__AIM__.
Search the listing below for the string "routers" and copy every line where it occurs.

__STORED RECORDS__.
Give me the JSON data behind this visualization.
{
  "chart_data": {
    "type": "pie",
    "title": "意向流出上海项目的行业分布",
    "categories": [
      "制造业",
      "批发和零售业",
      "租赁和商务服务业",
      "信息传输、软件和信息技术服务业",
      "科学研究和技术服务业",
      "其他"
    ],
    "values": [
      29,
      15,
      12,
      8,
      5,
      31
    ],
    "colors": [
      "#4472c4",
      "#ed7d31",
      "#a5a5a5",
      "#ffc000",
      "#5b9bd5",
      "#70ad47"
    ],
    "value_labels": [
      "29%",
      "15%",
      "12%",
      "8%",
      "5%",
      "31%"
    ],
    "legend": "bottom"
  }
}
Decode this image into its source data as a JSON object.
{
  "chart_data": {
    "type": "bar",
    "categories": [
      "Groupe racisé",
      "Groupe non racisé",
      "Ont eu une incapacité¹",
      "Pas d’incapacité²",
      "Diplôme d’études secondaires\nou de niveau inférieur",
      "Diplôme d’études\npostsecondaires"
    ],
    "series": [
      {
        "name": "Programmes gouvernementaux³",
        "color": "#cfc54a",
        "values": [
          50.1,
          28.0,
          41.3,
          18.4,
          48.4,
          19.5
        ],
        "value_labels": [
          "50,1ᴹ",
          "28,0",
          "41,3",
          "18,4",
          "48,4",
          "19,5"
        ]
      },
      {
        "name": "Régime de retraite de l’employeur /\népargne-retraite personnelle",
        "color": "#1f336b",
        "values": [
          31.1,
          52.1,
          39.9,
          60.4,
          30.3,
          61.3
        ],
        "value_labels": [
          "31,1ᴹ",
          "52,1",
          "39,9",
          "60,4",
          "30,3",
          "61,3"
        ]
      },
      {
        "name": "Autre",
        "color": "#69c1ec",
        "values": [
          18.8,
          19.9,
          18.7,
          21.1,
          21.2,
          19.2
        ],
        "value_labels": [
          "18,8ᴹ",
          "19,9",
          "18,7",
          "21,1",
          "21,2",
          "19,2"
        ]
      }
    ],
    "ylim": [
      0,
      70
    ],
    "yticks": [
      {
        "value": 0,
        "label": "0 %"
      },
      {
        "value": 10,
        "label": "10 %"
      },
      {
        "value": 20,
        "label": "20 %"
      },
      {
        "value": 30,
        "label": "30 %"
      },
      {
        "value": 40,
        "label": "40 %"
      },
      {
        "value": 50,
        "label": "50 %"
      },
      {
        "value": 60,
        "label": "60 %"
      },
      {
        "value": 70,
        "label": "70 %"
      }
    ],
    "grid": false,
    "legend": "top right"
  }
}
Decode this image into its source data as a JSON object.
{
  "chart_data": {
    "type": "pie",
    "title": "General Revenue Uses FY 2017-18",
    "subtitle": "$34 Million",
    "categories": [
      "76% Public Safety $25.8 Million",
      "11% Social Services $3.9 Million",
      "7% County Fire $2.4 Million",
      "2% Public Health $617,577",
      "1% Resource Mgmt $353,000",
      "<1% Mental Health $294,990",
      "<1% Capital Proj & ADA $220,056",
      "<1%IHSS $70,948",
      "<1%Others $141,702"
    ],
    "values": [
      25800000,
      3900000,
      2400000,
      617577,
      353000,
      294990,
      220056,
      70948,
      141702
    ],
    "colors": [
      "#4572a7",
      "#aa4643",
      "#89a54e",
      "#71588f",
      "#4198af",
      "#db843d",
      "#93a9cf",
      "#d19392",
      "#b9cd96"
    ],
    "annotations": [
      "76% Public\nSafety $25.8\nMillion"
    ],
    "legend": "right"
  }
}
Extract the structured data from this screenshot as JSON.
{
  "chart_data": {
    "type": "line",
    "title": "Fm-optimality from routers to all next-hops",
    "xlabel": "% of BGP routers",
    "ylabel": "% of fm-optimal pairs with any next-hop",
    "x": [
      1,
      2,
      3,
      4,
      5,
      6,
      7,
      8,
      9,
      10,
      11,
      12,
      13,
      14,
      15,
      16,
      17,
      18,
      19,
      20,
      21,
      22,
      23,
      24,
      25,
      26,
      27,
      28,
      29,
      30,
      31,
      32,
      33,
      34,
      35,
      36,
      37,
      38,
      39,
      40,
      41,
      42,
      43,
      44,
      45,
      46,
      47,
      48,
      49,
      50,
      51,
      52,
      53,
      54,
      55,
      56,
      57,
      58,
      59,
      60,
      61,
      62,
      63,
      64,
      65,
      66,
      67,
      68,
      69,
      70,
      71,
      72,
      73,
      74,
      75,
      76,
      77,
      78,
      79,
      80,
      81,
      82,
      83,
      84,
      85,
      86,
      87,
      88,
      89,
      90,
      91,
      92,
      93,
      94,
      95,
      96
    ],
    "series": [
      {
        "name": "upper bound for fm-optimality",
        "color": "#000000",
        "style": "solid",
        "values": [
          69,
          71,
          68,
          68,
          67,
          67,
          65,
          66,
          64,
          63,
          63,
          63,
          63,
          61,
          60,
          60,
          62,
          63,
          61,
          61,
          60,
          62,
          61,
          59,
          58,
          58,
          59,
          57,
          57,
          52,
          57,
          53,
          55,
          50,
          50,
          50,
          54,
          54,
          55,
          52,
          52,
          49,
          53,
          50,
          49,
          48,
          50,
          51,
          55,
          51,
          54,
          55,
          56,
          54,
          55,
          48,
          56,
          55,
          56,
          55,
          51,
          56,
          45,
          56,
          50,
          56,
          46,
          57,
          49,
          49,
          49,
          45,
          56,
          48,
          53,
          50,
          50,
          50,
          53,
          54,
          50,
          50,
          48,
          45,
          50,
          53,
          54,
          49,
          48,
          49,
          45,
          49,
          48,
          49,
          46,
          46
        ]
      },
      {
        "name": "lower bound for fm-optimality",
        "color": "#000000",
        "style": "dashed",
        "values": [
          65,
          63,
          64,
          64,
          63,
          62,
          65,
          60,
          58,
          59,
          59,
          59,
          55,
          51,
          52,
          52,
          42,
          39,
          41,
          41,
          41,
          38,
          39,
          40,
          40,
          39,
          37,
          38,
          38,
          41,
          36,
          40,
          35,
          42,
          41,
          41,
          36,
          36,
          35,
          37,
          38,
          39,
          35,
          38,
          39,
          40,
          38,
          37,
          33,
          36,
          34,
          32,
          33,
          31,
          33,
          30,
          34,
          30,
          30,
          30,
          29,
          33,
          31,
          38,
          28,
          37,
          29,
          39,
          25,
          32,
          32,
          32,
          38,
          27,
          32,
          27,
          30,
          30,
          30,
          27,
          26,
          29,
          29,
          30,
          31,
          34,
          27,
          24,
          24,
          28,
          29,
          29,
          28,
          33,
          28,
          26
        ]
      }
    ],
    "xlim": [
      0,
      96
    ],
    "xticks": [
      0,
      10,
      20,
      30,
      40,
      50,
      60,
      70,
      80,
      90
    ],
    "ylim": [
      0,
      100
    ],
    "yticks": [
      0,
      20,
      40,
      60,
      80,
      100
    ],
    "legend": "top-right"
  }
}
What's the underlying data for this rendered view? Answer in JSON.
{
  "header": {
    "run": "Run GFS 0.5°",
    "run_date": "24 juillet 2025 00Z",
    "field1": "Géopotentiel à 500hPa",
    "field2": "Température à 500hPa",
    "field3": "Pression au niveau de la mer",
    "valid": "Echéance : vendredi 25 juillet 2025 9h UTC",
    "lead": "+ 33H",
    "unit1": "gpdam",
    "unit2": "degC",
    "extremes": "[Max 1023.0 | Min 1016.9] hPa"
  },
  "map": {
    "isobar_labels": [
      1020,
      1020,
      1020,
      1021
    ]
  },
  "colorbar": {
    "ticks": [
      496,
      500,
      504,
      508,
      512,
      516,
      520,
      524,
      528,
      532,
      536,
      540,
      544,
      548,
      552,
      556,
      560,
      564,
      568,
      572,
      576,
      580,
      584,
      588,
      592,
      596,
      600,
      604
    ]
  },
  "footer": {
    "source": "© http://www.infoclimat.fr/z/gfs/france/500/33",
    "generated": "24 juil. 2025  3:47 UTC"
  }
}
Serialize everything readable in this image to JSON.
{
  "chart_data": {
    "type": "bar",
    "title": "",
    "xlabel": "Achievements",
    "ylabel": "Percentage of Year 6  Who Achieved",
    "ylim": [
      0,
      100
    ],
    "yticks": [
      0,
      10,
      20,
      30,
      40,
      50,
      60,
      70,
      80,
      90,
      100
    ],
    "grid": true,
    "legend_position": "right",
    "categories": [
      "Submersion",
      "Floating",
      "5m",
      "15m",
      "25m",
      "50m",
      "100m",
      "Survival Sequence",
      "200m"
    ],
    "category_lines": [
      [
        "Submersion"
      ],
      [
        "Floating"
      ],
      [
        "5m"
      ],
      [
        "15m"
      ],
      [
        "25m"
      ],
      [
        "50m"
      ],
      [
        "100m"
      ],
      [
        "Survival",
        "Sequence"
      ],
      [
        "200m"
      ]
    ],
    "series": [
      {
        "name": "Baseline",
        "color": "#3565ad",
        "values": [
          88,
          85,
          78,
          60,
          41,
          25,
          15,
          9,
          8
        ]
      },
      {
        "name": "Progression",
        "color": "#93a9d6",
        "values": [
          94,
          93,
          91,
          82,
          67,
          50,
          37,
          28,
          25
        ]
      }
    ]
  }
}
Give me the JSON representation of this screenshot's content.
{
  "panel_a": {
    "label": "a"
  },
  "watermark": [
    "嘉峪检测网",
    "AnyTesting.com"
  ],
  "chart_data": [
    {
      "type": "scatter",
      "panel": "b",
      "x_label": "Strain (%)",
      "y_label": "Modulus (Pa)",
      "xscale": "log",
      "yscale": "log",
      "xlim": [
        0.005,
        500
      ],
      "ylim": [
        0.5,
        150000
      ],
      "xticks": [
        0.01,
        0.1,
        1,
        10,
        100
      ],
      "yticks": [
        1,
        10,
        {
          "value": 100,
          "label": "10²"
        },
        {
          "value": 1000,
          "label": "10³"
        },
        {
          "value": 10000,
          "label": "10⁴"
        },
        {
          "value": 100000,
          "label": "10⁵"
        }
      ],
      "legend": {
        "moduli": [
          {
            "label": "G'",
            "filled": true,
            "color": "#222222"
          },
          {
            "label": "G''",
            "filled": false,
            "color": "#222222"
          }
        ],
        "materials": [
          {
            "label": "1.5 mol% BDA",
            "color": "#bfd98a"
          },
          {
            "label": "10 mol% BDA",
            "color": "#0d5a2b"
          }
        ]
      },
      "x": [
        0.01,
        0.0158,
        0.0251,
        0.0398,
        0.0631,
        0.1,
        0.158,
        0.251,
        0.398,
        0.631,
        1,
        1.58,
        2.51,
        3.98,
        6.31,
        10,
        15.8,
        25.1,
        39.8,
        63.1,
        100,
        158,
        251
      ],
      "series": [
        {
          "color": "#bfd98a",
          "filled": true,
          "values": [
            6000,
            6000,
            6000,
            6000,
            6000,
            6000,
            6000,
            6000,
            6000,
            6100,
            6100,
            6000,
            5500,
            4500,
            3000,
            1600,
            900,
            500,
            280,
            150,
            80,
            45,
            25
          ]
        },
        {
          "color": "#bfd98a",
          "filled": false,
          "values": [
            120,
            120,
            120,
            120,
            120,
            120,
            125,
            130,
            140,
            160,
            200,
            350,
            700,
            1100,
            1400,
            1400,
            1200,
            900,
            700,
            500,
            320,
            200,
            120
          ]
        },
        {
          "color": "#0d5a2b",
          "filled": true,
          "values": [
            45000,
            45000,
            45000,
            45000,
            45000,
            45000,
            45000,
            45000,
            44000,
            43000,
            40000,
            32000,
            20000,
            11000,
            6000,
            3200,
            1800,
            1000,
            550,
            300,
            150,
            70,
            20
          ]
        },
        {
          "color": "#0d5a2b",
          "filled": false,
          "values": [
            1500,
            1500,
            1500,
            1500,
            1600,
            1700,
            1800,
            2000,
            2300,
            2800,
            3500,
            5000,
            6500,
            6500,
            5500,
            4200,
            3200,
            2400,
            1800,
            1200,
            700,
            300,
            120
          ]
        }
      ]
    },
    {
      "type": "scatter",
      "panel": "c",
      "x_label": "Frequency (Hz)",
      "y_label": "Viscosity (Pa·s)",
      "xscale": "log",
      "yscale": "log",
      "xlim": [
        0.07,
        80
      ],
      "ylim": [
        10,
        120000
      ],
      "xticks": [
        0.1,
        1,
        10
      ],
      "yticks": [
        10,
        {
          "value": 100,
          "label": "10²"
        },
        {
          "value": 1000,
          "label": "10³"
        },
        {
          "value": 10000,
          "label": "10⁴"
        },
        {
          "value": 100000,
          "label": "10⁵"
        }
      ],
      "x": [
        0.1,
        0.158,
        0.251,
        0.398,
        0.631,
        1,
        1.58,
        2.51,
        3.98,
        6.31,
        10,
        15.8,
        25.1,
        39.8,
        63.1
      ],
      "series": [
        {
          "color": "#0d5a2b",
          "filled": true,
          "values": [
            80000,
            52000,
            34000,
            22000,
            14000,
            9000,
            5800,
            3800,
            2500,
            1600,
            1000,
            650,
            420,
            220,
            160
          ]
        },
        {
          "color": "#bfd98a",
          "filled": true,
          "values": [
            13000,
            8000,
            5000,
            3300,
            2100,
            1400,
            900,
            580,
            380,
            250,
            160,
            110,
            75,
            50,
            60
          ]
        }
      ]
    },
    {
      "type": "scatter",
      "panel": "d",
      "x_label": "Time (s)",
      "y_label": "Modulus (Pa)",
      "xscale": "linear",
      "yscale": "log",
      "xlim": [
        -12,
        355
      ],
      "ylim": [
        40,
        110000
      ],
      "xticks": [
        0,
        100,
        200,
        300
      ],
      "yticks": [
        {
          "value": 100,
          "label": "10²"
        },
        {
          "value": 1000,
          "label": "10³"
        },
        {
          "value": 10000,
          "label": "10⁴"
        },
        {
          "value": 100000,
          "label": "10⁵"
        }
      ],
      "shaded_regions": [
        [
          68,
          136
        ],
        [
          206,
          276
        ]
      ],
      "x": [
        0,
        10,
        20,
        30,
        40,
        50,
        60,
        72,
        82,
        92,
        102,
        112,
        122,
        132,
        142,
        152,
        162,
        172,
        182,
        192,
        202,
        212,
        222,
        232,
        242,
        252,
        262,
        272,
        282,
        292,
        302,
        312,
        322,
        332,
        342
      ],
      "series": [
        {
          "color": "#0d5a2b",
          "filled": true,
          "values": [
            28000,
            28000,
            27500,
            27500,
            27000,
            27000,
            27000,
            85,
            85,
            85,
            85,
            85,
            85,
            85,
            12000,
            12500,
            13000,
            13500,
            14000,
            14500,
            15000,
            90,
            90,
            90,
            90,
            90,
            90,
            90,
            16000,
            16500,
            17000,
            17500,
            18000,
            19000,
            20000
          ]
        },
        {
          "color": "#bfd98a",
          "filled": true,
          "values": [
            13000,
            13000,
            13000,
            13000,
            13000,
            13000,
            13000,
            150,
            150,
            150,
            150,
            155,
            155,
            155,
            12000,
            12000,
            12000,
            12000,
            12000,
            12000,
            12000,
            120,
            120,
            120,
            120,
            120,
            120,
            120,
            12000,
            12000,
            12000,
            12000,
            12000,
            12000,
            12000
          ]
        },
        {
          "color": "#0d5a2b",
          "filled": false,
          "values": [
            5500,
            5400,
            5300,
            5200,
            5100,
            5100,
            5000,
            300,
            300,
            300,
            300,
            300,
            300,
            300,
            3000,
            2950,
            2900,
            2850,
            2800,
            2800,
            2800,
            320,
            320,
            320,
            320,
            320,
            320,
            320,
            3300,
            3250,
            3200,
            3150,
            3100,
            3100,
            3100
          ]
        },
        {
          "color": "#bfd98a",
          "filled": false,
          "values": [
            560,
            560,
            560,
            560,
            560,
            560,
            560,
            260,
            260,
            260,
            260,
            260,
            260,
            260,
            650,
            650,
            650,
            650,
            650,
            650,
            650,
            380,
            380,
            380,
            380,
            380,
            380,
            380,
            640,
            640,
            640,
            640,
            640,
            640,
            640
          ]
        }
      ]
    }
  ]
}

__REPLY__.
    "title": "Fm-optimality from routers to all next-hops",
    "xlabel": "% of BGP routers",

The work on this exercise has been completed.